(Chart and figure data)
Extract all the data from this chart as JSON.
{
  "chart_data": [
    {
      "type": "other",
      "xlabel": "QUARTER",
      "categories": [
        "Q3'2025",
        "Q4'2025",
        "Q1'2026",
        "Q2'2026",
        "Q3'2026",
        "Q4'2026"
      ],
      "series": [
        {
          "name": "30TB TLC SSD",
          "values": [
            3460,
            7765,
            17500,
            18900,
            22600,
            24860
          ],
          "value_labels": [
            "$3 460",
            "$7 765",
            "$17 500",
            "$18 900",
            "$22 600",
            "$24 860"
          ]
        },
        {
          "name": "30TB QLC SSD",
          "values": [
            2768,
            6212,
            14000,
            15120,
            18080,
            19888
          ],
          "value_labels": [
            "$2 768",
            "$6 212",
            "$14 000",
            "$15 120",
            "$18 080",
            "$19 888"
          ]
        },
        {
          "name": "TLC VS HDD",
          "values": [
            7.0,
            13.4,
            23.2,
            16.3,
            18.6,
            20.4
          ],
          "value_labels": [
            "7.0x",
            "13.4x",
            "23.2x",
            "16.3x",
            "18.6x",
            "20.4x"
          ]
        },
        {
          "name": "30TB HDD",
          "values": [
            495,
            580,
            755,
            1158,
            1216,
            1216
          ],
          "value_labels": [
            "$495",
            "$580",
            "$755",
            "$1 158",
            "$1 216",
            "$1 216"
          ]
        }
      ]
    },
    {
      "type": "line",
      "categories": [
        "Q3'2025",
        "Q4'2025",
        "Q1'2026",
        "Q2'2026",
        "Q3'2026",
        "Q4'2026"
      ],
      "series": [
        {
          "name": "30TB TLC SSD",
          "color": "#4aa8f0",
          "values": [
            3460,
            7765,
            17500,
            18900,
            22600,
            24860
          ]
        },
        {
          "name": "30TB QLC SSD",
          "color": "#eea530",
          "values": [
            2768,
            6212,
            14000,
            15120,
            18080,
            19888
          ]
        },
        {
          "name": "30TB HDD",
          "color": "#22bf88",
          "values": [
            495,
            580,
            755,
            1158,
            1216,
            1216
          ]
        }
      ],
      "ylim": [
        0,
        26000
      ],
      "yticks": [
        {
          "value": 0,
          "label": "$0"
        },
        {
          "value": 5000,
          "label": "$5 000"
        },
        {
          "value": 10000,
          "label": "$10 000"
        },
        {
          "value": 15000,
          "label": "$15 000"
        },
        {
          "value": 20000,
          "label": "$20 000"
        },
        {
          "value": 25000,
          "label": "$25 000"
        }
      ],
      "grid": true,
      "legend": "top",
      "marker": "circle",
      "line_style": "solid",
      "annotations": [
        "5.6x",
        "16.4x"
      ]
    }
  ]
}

■ What you should do: Give back the whole listing, word for word.

■ Correct result:
Extract all the data from this chart as JSON.
{
  "chart_data": [
    {
      "type": "other",
      "xlabel": "QUARTER",
      "categories": [
        "Q3'2025",
        "Q4'2025",
        "Q1'2026",
        "Q2'2026",
        "Q3'2026",
        "Q4'2026"
      ],
      "series": [
        {
          "name": "30TB TLC SSD",
          "values": [
            3460,
            7765,
            17500,
            18900,
            22600,
            24860
          ],
          "value_labels": [
            "$3 460",
            "$7 765",
            "$17 500",
            "$18 900",
            "$22 600",
            "$24 860"
          ]
        },
        {
          "name": "30TB QLC SSD",
          "values": [
            2768,
            6212,
            14000,
            15120,
            18080,
            19888
          ],
          "value_labels": [
            "$2 768",
            "$6 212",
            "$14 000",
            "$15 120",
            "$18 080",
            "$19 888"
          ]
        },
        {
          "name": "TLC VS HDD",
          "values": [
            7.0,
            13.4,
            23.2,
            16.3,
            18.6,
            20.4
          ],
          "value_labels": [
            "7.0x",
            "13.4x",
            "23.2x",
            "16.3x",
            "18.6x",
            "20.4x"
          ]
        },
        {
          "name": "30TB HDD",
          "values": [
            495,
            580,
            755,
            1158,
            1216,
            1216
          ],
          "value_labels": [
            "$495",
            "$580",
            "$755",
            "$1 158",
            "$1 216",
            "$1 216"
          ]
        }
      ]
    },
    {
      "type": "line",
      "categories": [
        "Q3'2025",
        "Q4'2025",
        "Q1'2026",
        "Q2'2026",
        "Q3'2026",
        "Q4'2026"
      ],
      "series": [
        {
          "name": "30TB TLC SSD",
          "color": "#4aa8f0",
          "values": [
            3460,
            7765,
            17500,
            18900,
            22600,
            24860
          ]
        },
        {
          "name": "30TB QLC SSD",
          "color": "#eea530",
          "values": [
            2768,
            6212,
            14000,
            15120,
            18080,
            19888
          ]
        },
        {
          "name": "30TB HDD",
          "color": "#22bf88",
          "values": [
            495,
            580,
            755,
            1158,
            1216,
            1216
          ]
        }
      ],
      "ylim": [
        0,
        26000
      ],
      "yticks": [
        {
          "value": 0,
          "label": "$0"
        },
        {
          "value": 5000,
          "label": "$5 000"
        },
        {
          "value": 10000,
          "label": "$10 000"
        },
        {
          "value": 15000,
          "label": "$15 000"
        },
        {
          "value": 20000,
          "label": "$20 000"
        },
        {
          "value": 25000,
          "label": "$25 000"
        }
      ],
      "grid": true,
      "legend": "top",
      "marker": "circle",
      "line_style": "solid",
      "annotations": [
        "5.6x",
        "16.4x"
      ]
    }
  ]
}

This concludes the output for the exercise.